REQUIREMENTS
Return all of the entries word for word, but omit the pictures they contain.

:::::

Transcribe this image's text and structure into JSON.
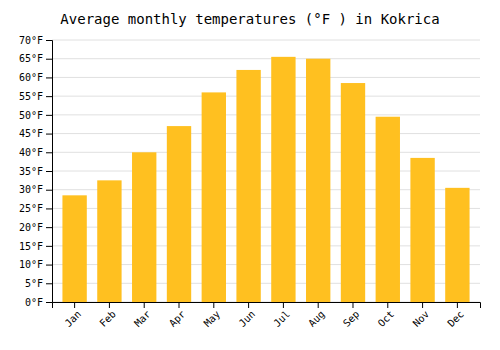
{
  "chart_data": {
    "type": "bar",
    "title": "Average monthly temperatures (°F ) in Kokrica",
    "categories": [
      "Jan",
      "Feb",
      "Mar",
      "Apr",
      "May",
      "Jun",
      "Jul",
      "Aug",
      "Sep",
      "Oct",
      "Nov",
      "Dec"
    ],
    "values": [
      28.5,
      32.5,
      40.0,
      47.0,
      56.0,
      62.0,
      65.5,
      65.0,
      58.5,
      49.5,
      38.5,
      30.5
    ],
    "color": "#FFC020",
    "ylim": [
      0,
      70
    ],
    "yticks": [
      {
        "value": 0,
        "label": "0°F"
      },
      {
        "value": 5,
        "label": "5°F"
      },
      {
        "value": 10,
        "label": "10°F"
      },
      {
        "value": 15,
        "label": "15°F"
      },
      {
        "value": 20,
        "label": "20°F"
      },
      {
        "value": 25,
        "label": "25°F"
      },
      {
        "value": 30,
        "label": "30°F"
      },
      {
        "value": 35,
        "label": "35°F"
      },
      {
        "value": 40,
        "label": "40°F"
      },
      {
        "value": 45,
        "label": "45°F"
      },
      {
        "value": 50,
        "label": "50°F"
      },
      {
        "value": 55,
        "label": "55°F"
      },
      {
        "value": 60,
        "label": "60°F"
      },
      {
        "value": 65,
        "label": "65°F"
      },
      {
        "value": 70,
        "label": "70°F"
      }
    ],
    "grid": true
  }
}
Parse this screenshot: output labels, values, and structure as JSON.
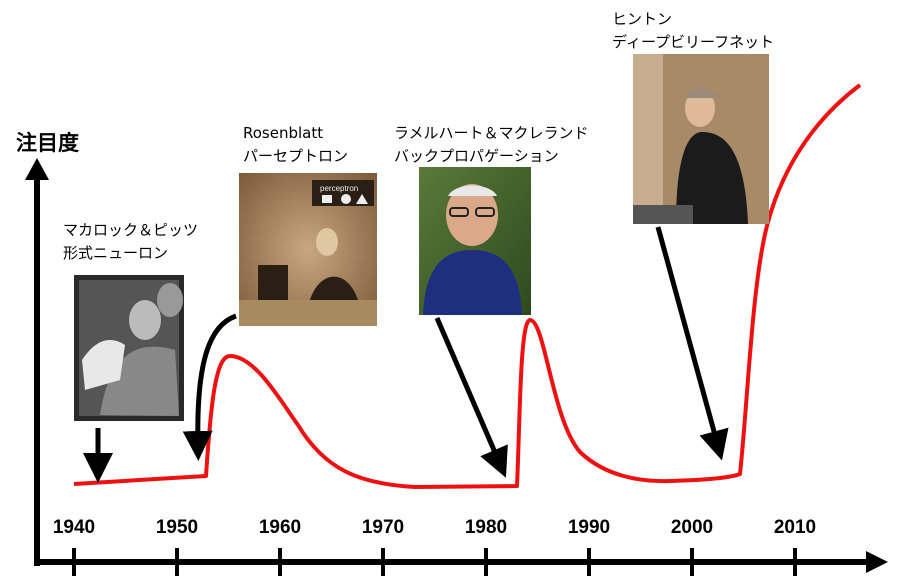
{
  "axis": {
    "y_label": "注目度",
    "years": [
      "1940",
      "1950",
      "1960",
      "1970",
      "1980",
      "1990",
      "2000",
      "2010"
    ]
  },
  "milestones": [
    {
      "line1": "マカロック＆ピッツ",
      "line2": "形式ニューロン",
      "photo_icon": "two-scientists-photo"
    },
    {
      "line1": "Rosenblatt",
      "line2": "パーセプトロン",
      "photo_sign": "perceptron",
      "photo_icon": "researcher-with-machine-photo"
    },
    {
      "line1": "ラメルハート＆マクレランド",
      "line2": "バックプロパゲーション",
      "photo_icon": "smiling-man-glasses-photo"
    },
    {
      "line1": "ヒントン",
      "line2": "ディープビリーフネット",
      "photo_icon": "lecturer-photo"
    }
  ],
  "colors": {
    "curve": "#ee1111",
    "axis": "#000000",
    "arrow": "#000000"
  }
}
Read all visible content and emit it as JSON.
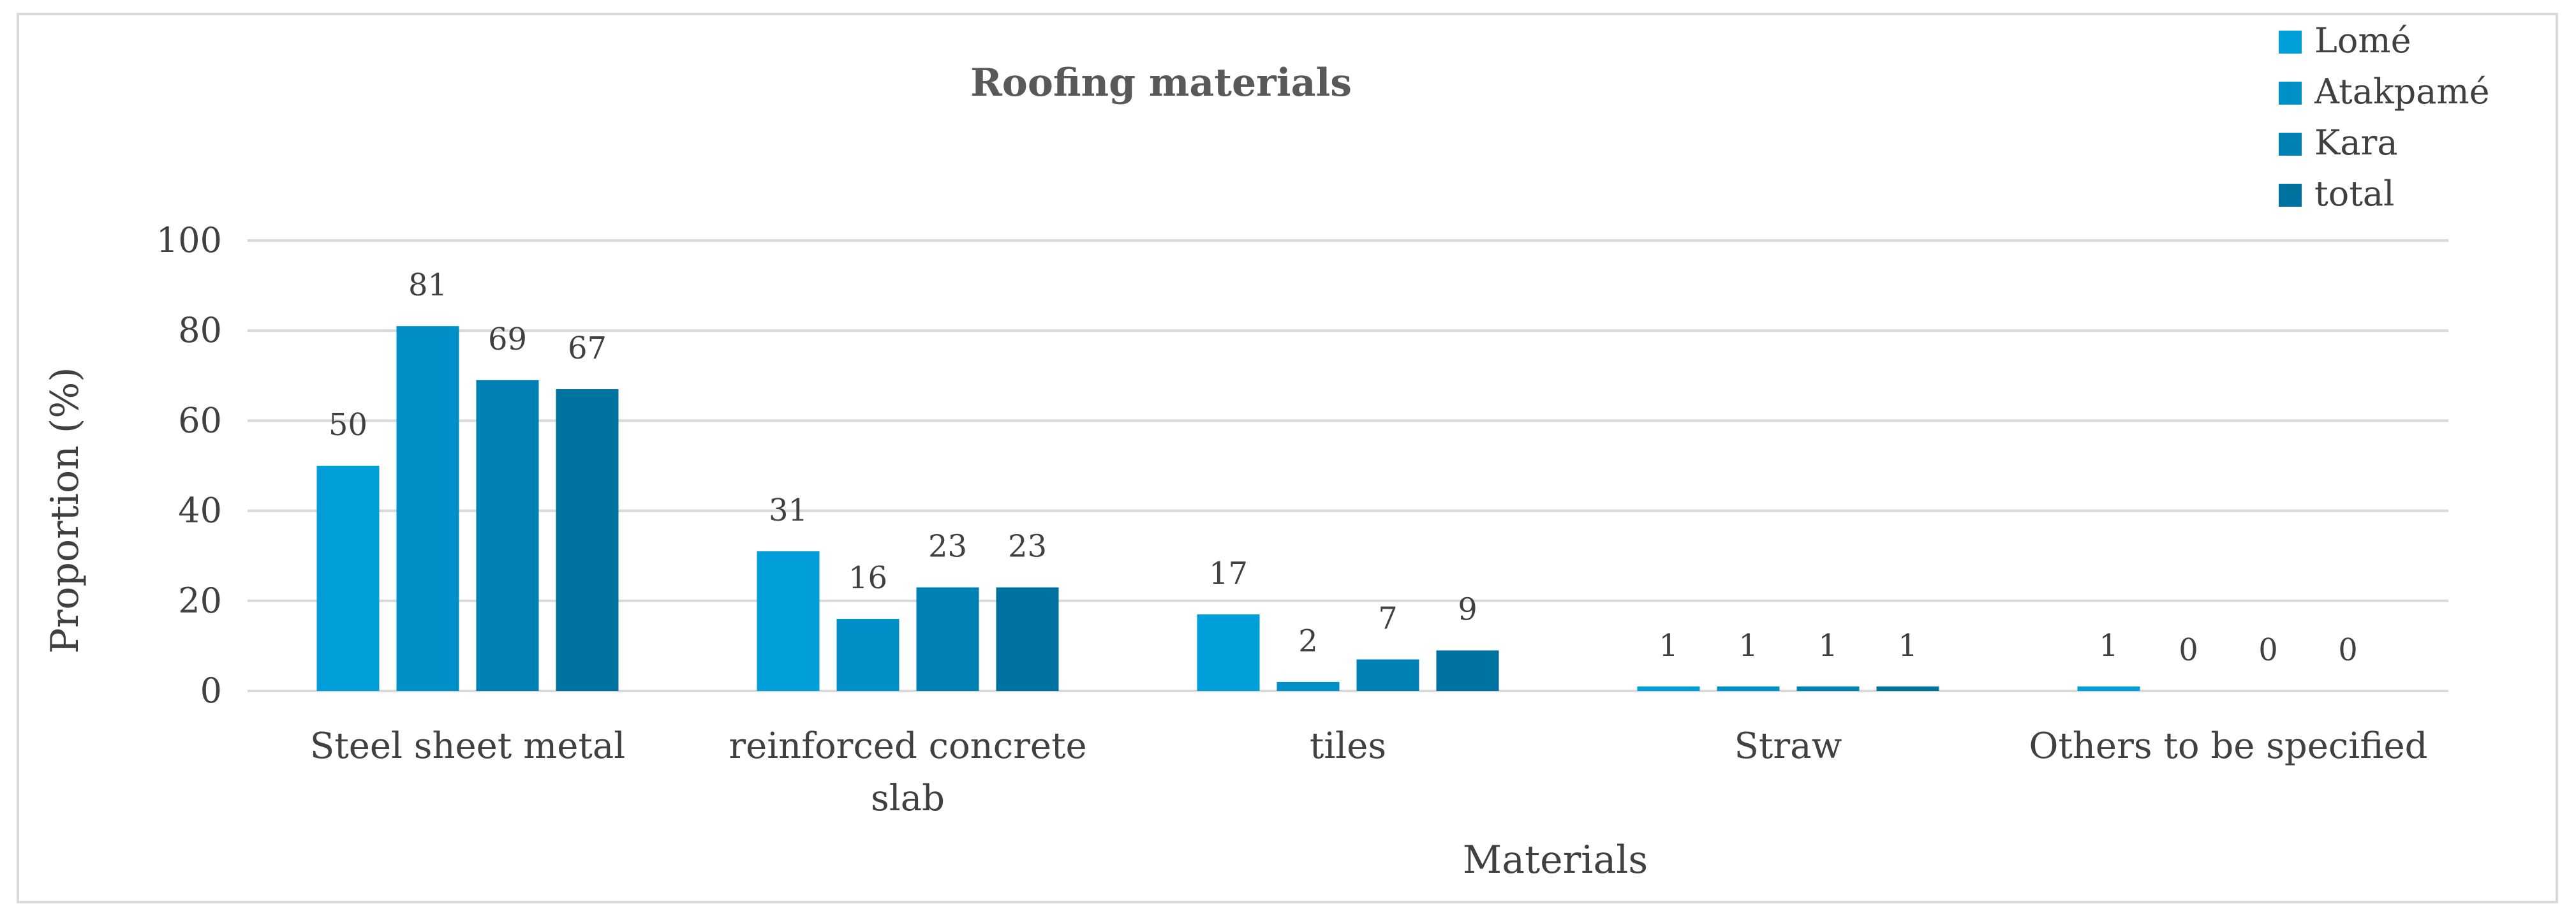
{
  "chart_data": {
    "type": "bar",
    "title": "Roofing materials",
    "xlabel": "Materials",
    "ylabel": "Proportion (%)",
    "ylim": [
      0,
      100
    ],
    "yticks": [
      0,
      20,
      40,
      60,
      80,
      100
    ],
    "grid": true,
    "legend_position": "top-right",
    "categories": [
      [
        "Steel sheet metal"
      ],
      [
        "reinforced concrete",
        "slab"
      ],
      [
        "tiles"
      ],
      [
        "Straw"
      ],
      [
        "Others to be specified"
      ]
    ],
    "series": [
      {
        "name": "Lomé",
        "color": "#009FDA",
        "values": [
          50,
          31,
          17,
          1,
          1
        ]
      },
      {
        "name": "Atakpamé",
        "color": "#0090C8",
        "values": [
          81,
          16,
          2,
          1,
          0
        ]
      },
      {
        "name": "Kara",
        "color": "#0081B3",
        "values": [
          69,
          23,
          7,
          1,
          0
        ]
      },
      {
        "name": "total",
        "color": "#00729F",
        "values": [
          67,
          23,
          9,
          1,
          0
        ]
      }
    ]
  }
}
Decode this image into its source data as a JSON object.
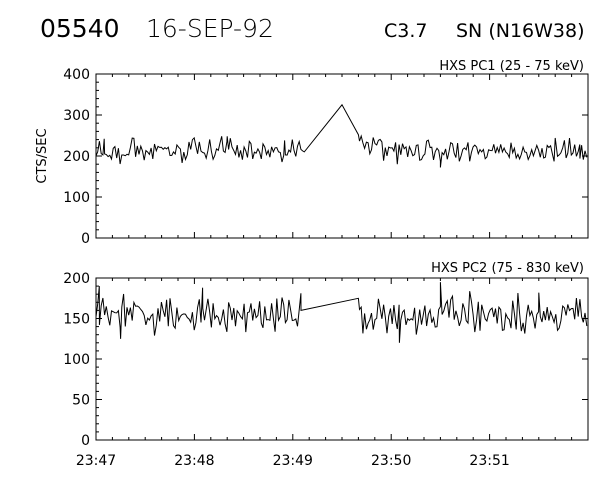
{
  "header": {
    "event_id": "05540",
    "date": "16-SEP-92",
    "flare_class": "C3.7",
    "location": "SN (N16W38)"
  },
  "chart_data": [
    {
      "type": "line",
      "title": "HXS PC1 (25 - 75 keV)",
      "ylabel": "CTS/SEC",
      "xlabel": "",
      "xlim": [
        "23:47",
        "23:52"
      ],
      "xticks": [
        "23:47",
        "23:48",
        "23:49",
        "23:50",
        "23:51"
      ],
      "ylim": [
        0,
        400
      ],
      "yticks": [
        0,
        100,
        200,
        300,
        400
      ],
      "gap": [
        "23:49:07",
        "23:49:40"
      ],
      "series": [
        {
          "baseline": 213,
          "noise": 18,
          "peak": {
            "time": "23:49:30",
            "value": 325
          },
          "notable": [
            {
              "time": "23:47:05",
              "value": 242
            },
            {
              "time": "23:48:20",
              "value": 248
            },
            {
              "time": "23:48:55",
              "value": 238
            },
            {
              "time": "23:49:07",
              "value": 210
            },
            {
              "time": "23:49:40",
              "value": 252
            },
            {
              "time": "23:50:30",
              "value": 172
            },
            {
              "time": "23:51:40",
              "value": 244
            },
            {
              "time": "23:51:55",
              "value": 228
            }
          ]
        }
      ]
    },
    {
      "type": "line",
      "title": "HXS PC2 (75 - 830 keV)",
      "ylabel": "",
      "xlabel": "",
      "xlim": [
        "23:47",
        "23:52"
      ],
      "xticks": [
        "23:47",
        "23:48",
        "23:49",
        "23:50",
        "23:51"
      ],
      "ylim": [
        0,
        200
      ],
      "yticks": [
        0,
        50,
        100,
        150,
        200
      ],
      "gap": [
        "23:49:05",
        "23:49:40"
      ],
      "series": [
        {
          "baseline": 155,
          "noise": 14,
          "notable": [
            {
              "time": "23:47:02",
              "value": 190
            },
            {
              "time": "23:47:15",
              "value": 125
            },
            {
              "time": "23:48:05",
              "value": 188
            },
            {
              "time": "23:49:05",
              "value": 160
            },
            {
              "time": "23:49:40",
              "value": 175
            },
            {
              "time": "23:50:05",
              "value": 120
            },
            {
              "time": "23:50:30",
              "value": 195
            },
            {
              "time": "23:51:30",
              "value": 182
            }
          ]
        }
      ]
    }
  ]
}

:::::

EXPECTED ANSWER
Transcribe this image's text and structure into JSON.
{
  "chart_data": {
    "type": "bar",
    "title": "Average monthly temperatures (°F ) in Kokrica",
    "categories": [
      "Jan",
      "Feb",
      "Mar",
      "Apr",
      "May",
      "Jun",
      "Jul",
      "Aug",
      "Sep",
      "Oct",
      "Nov",
      "Dec"
    ],
    "values": [
      28.5,
      32.5,
      40.0,
      47.0,
      56.0,
      62.0,
      65.5,
      65.0,
      58.5,
      49.5,
      38.5,
      30.5
    ],
    "color": "#FFC020",
    "ylim": [
      0,
      70
    ],
    "yticks": [
      {
        "value": 0,
        "label": "0°F"
      },
      {
        "value": 5,
        "label": "5°F"
      },
      {
        "value": 10,
        "label": "10°F"
      },
      {
        "value": 15,
        "label": "15°F"
      },
      {
        "value": 20,
        "label": "20°F"
      },
      {
        "value": 25,
        "label": "25°F"
      },
      {
        "value": 30,
        "label": "30°F"
      },
      {
        "value": 35,
        "label": "35°F"
      },
      {
        "value": 40,
        "label": "40°F"
      },
      {
        "value": 45,
        "label": "45°F"
      },
      {
        "value": 50,
        "label": "50°F"
      },
      {
        "value": 55,
        "label": "55°F"
      },
      {
        "value": 60,
        "label": "60°F"
      },
      {
        "value": 65,
        "label": "65°F"
      },
      {
        "value": 70,
        "label": "70°F"
      }
    ],
    "grid": true
  }
}
Parse this screenshot: output labels, values, and structure as JSON.
{
  "axis": {
    "y_label": "注目度",
    "years": [
      "1940",
      "1950",
      "1960",
      "1970",
      "1980",
      "1990",
      "2000",
      "2010"
    ]
  },
  "milestones": [
    {
      "line1": "マカロック＆ピッツ",
      "line2": "形式ニューロン",
      "photo_icon": "two-scientists-photo"
    },
    {
      "line1": "Rosenblatt",
      "line2": "パーセプトロン",
      "photo_sign": "perceptron",
      "photo_icon": "researcher-with-machine-photo"
    },
    {
      "line1": "ラメルハート＆マクレランド",
      "line2": "バックプロパゲーション",
      "photo_icon": "smiling-man-glasses-photo"
    },
    {
      "line1": "ヒントン",
      "line2": "ディープビリーフネット",
      "photo_icon": "lecturer-photo"
    }
  ],
  "colors": {
    "curve": "#ee1111",
    "axis": "#000000",
    "arrow": "#000000"
  }
}
Read all visible content and emit it as JSON.
{
  "chart_data": {
    "type": "bar",
    "title": "Roofing materials",
    "xlabel": "Materials",
    "ylabel": "Proportion (%)",
    "ylim": [
      0,
      100
    ],
    "yticks": [
      0,
      20,
      40,
      60,
      80,
      100
    ],
    "grid": true,
    "legend_position": "top-right",
    "categories": [
      [
        "Steel sheet metal"
      ],
      [
        "reinforced concrete",
        "slab"
      ],
      [
        "tiles"
      ],
      [
        "Straw"
      ],
      [
        "Others to be specified"
      ]
    ],
    "series": [
      {
        "name": "Lomé",
        "color": "#009FDA",
        "values": [
          50,
          31,
          17,
          1,
          1
        ]
      },
      {
        "name": "Atakpamé",
        "color": "#0090C8",
        "values": [
          81,
          16,
          2,
          1,
          0
        ]
      },
      {
        "name": "Kara",
        "color": "#0081B3",
        "values": [
          69,
          23,
          7,
          1,
          0
        ]
      },
      {
        "name": "total",
        "color": "#00729F",
        "values": [
          67,
          23,
          9,
          1,
          0
        ]
      }
    ]
  }
}
Decode this image into its source data as a JSON object.
{
  "header": {
    "event_id": "05540",
    "date": "16-SEP-92",
    "flare_class": "C3.7",
    "location": "SN (N16W38)"
  },
  "chart_data": [
    {
      "type": "line",
      "title": "HXS PC1 (25 - 75 keV)",
      "ylabel": "CTS/SEC",
      "xlabel": "",
      "xlim": [
        "23:47",
        "23:52"
      ],
      "xticks": [
        "23:47",
        "23:48",
        "23:49",
        "23:50",
        "23:51"
      ],
      "ylim": [
        0,
        400
      ],
      "yticks": [
        0,
        100,
        200,
        300,
        400
      ],
      "gap": [
        "23:49:07",
        "23:49:40"
      ],
      "series": [
        {
          "baseline": 213,
          "noise": 18,
          "peak": {
            "time": "23:49:30",
            "value": 325
          },
          "notable": [
            {
              "time": "23:47:05",
              "value": 242
            },
            {
              "time": "23:48:20",
              "value": 248
            },
            {
              "time": "23:48:55",
              "value": 238
            },
            {
              "time": "23:49:07",
              "value": 210
            },
            {
              "time": "23:49:40",
              "value": 252
            },
            {
              "time": "23:50:30",
              "value": 172
            },
            {
              "time": "23:51:40",
              "value": 244
            },
            {
              "time": "23:51:55",
              "value": 228
            }
          ]
        }
      ]
    },
    {
      "type": "line",
      "title": "HXS PC2 (75 - 830 keV)",
      "ylabel": "",
      "xlabel": "",
      "xlim": [
        "23:47",
        "23:52"
      ],
      "xticks": [
        "23:47",
        "23:48",
        "23:49",
        "23:50",
        "23:51"
      ],
      "ylim": [
        0,
        200
      ],
      "yticks": [
        0,
        50,
        100,
        150,
        200
      ],
      "gap": [
        "23:49:05",
        "23:49:40"
      ],
      "series": [
        {
          "baseline": 155,
          "noise": 14,
          "notable": [
            {
              "time": "23:47:02",
              "value": 190
            },
            {
              "time": "23:47:15",
              "value": 125
            },
            {
              "time": "23:48:05",
              "value": 188
            },
            {
              "time": "23:49:05",
              "value": 160
            },
            {
              "time": "23:49:40",
              "value": 175
            },
            {
              "time": "23:50:05",
              "value": 120
            },
            {
              "time": "23:50:30",
              "value": 195
            },
            {
              "time": "23:51:30",
              "value": 182
            }
          ]
        }
      ]
    }
  ]
}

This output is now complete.